**Written instruction**
Write out every record in full, exactly as written, please.

## begin Dataset extract

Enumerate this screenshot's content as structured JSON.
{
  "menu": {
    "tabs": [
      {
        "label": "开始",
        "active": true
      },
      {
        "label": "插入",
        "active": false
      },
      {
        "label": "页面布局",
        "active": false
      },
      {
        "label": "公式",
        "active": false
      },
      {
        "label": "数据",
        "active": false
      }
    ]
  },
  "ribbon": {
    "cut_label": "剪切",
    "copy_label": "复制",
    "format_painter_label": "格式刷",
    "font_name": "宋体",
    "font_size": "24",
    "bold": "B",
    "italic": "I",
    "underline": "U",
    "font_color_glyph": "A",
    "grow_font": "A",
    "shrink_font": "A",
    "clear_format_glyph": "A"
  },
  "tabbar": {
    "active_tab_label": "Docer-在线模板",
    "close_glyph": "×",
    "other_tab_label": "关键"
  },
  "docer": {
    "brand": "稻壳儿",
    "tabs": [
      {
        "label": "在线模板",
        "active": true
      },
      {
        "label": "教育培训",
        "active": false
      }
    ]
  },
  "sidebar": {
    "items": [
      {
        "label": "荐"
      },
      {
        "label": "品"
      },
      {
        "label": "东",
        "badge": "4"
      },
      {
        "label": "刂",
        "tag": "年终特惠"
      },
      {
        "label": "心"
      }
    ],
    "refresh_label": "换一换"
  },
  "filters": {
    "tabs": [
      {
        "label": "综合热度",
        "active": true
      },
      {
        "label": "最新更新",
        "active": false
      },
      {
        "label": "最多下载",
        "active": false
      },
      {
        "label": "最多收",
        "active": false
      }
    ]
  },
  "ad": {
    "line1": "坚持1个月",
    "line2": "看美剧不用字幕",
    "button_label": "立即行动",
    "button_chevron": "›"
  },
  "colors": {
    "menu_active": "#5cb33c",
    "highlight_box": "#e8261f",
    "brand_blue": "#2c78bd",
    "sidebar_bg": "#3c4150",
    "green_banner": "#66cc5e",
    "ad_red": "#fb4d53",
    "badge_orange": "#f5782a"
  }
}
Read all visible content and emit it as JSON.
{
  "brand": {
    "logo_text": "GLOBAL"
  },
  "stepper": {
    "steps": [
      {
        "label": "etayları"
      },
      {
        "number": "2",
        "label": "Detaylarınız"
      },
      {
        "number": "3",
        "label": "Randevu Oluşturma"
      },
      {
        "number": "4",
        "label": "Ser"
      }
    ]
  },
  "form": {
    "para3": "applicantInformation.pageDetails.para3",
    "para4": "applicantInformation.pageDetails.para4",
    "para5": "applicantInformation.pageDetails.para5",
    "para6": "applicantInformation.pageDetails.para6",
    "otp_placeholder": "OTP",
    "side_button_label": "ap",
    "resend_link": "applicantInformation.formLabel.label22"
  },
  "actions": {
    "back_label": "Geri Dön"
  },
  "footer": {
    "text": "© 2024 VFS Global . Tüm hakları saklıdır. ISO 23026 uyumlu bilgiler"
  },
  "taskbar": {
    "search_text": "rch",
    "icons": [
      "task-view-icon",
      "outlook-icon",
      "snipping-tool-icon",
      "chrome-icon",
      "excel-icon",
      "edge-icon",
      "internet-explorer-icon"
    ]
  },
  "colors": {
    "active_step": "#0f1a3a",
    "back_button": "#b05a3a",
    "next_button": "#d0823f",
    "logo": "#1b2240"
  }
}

## end Dataset extract

**Answer for the task**
Enumerate this screenshot's content as structured JSON.
{
  "menu": {
    "tabs": [
      {
        "label": "开始",
        "active": true
      },
      {
        "label": "插入",
        "active": false
      },
      {
        "label": "页面布局",
        "active": false
      },
      {
        "label": "公式",
        "active": false
      },
      {
        "label": "数据",
        "active": false
      }
    ]
  },
  "ribbon": {
    "cut_label": "剪切",
    "copy_label": "复制",
    "format_painter_label": "格式刷",
    "font_name": "宋体",
    "font_size": "24",
    "bold": "B",
    "italic": "I",
    "underline": "U",
    "font_color_glyph": "A",
    "grow_font": "A",
    "shrink_font": "A",
    "clear_format_glyph": "A"
  },
  "tabbar": {
    "active_tab_label": "Docer-在线模板",
    "close_glyph": "×",
    "other_tab_label": "关键"
  },
  "docer": {
    "brand": "稻壳儿",
    "tabs": [
      {
        "label": "在线模板",
        "active": true
      },
      {
        "label": "教育培训",
        "active": false
      }
    ]
  },
  "sidebar": {
    "items": [
      {
        "label": "荐"
      },
      {
        "label": "品"
      },
      {
        "label": "东",
        "badge": "4"
      },
      {
        "label": "刂",
        "tag": "年终特惠"
      },
      {
        "label": "心"
      }
    ],
    "refresh_label": "换一换"
  },
  "filters": {
    "tabs": [
      {
        "label": "综合热度",
        "active": true
      },
      {
        "label": "最新更新",
        "active": false
      },
      {
        "label": "最多下载",
        "active": false
      },
      {
        "label": "最多收",
        "active": false
      }
    ]
  },
  "ad": {
    "line1": "坚持1个月",
    "line2": "看美剧不用字幕",
    "button_label": "立即行动",
    "button_chevron": "›"
  },
  "colors": {
    "menu_active": "#5cb33c",
    "highlight_box": "#e8261f",
    "brand_blue": "#2c78bd",
    "sidebar_bg": "#3c4150",
    "green_banner": "#66cc5e",
    "ad_red": "#fb4d53",
    "badge_orange": "#f5782a"
  }
}
Read all visible content and emit it as JSON.
{
  "brand": {
    "logo_text": "GLOBAL"
  },
  "stepper": {
    "steps": [
      {
        "label": "etayları"
      },
      {
        "number": "2",
        "label": "Detaylarınız"
      },
      {
        "number": "3",
        "label": "Randevu Oluşturma"
      },
      {
        "number": "4",
        "label": "Ser"
      }
    ]
  },
  "form": {
    "para3": "applicantInformation.pageDetails.para3",
    "para4": "applicantInformation.pageDetails.para4",
    "para5": "applicantInformation.pageDetails.para5",
    "para6": "applicantInformation.pageDetails.para6",
    "otp_placeholder": "OTP",
    "side_button_label": "ap",
    "resend_link": "applicantInformation.formLabel.label22"
  },
  "actions": {
    "back_label": "Geri Dön"
  },
  "footer": {
    "text": "© 2024 VFS Global . Tüm hakları saklıdır. ISO 23026 uyumlu bilgiler"
  },
  "taskbar": {
    "search_text": "rch",
    "icons": [
      "task-view-icon",
      "outlook-icon",
      "snipping-tool-icon",
      "chrome-icon",
      "excel-icon",
      "edge-icon",
      "internet-explorer-icon"
    ]
  },
  "colors": {
    "active_step": "#0f1a3a",
    "back_button": "#b05a3a",
    "next_button": "#d0823f",
    "logo": "#1b2240"
  }
}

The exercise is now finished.